* start Provided data *

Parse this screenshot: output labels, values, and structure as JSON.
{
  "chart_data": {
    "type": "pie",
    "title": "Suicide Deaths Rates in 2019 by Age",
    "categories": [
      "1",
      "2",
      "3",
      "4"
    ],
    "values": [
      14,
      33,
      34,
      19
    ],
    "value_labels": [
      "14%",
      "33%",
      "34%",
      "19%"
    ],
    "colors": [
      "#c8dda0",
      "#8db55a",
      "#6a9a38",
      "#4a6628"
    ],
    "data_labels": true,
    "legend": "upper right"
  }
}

* end Provided data *

## What to work on
Retype the entries exactly, including every line.

## Task answer
Parse this screenshot: output labels, values, and structure as JSON.
{
  "chart_data": {
    "type": "pie",
    "title": "Suicide Deaths Rates in 2019 by Age",
    "categories": [
      "1",
      "2",
      "3",
      "4"
    ],
    "values": [
      14,
      33,
      34,
      19
    ],
    "value_labels": [
      "14%",
      "33%",
      "34%",
      "19%"
    ],
    "colors": [
      "#c8dda0",
      "#8db55a",
      "#6a9a38",
      "#4a6628"
    ],
    "data_labels": true,
    "legend": "upper right"
  }
}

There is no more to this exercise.